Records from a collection
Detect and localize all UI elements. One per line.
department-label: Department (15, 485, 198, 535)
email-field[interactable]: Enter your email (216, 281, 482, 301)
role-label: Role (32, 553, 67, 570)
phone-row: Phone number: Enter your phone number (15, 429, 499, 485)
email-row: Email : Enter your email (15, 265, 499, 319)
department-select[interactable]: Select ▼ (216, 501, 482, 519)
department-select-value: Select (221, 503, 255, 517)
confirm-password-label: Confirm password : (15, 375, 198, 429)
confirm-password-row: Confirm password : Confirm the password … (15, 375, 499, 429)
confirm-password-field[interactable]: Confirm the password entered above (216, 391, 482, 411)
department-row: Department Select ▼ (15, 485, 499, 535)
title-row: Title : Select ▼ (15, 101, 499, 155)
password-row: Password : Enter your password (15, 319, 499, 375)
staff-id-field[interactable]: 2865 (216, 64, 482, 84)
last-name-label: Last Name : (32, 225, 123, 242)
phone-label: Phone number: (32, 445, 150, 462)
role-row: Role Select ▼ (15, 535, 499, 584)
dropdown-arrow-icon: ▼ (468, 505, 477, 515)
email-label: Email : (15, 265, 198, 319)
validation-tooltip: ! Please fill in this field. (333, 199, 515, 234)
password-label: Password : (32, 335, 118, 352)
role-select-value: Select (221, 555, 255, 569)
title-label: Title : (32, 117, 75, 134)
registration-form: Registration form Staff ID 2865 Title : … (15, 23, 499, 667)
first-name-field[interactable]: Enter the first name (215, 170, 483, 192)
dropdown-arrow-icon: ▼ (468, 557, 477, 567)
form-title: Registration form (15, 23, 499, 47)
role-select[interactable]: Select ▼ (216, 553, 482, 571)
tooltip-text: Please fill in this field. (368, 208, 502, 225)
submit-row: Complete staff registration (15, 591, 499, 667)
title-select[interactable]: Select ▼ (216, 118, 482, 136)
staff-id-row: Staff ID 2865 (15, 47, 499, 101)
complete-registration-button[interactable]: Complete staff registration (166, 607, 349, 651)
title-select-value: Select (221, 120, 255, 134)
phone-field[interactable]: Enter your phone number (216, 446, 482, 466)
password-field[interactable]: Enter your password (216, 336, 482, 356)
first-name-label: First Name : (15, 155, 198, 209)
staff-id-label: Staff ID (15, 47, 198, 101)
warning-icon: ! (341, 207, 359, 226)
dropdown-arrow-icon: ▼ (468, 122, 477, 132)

# TASK INSTRUCTIONS
Print every line of the data above exactly as it appears.

# TASK RESULT
Detect and localize all UI elements. One per line.
department-label: Department (15, 485, 198, 535)
email-field[interactable]: Enter your email (216, 281, 482, 301)
role-label: Role (32, 553, 67, 570)
phone-row: Phone number: Enter your phone number (15, 429, 499, 485)
email-row: Email : Enter your email (15, 265, 499, 319)
department-select[interactable]: Select ▼ (216, 501, 482, 519)
department-select-value: Select (221, 503, 255, 517)
confirm-password-label: Confirm password : (15, 375, 198, 429)
confirm-password-row: Confirm password : Confirm the password … (15, 375, 499, 429)
confirm-password-field[interactable]: Confirm the password entered above (216, 391, 482, 411)
department-row: Department Select ▼ (15, 485, 499, 535)
title-row: Title : Select ▼ (15, 101, 499, 155)
password-row: Password : Enter your password (15, 319, 499, 375)
staff-id-field[interactable]: 2865 (216, 64, 482, 84)
last-name-label: Last Name : (32, 225, 123, 242)
phone-label: Phone number: (32, 445, 150, 462)
role-row: Role Select ▼ (15, 535, 499, 584)
dropdown-arrow-icon: ▼ (468, 505, 477, 515)
email-label: Email : (15, 265, 198, 319)
validation-tooltip: ! Please fill in this field. (333, 199, 515, 234)
password-label: Password : (32, 335, 118, 352)
role-select-value: Select (221, 555, 255, 569)
title-label: Title : (32, 117, 75, 134)
registration-form: Registration form Staff ID 2865 Title : … (15, 23, 499, 667)
first-name-field[interactable]: Enter the first name (215, 170, 483, 192)
dropdown-arrow-icon: ▼ (468, 557, 477, 567)
form-title: Registration form (15, 23, 499, 47)
role-select[interactable]: Select ▼ (216, 553, 482, 571)
tooltip-text: Please fill in this field. (368, 208, 502, 225)
submit-row: Complete staff registration (15, 591, 499, 667)
title-select[interactable]: Select ▼ (216, 118, 482, 136)
staff-id-row: Staff ID 2865 (15, 47, 499, 101)
complete-registration-button[interactable]: Complete staff registration (166, 607, 349, 651)
title-select-value: Select (221, 120, 255, 134)
phone-field[interactable]: Enter your phone number (216, 446, 482, 466)
password-field[interactable]: Enter your password (216, 336, 482, 356)
first-name-label: First Name : (15, 155, 198, 209)
staff-id-label: Staff ID (15, 47, 198, 101)
warning-icon: ! (341, 207, 359, 226)
dropdown-arrow-icon: ▼ (468, 122, 477, 132)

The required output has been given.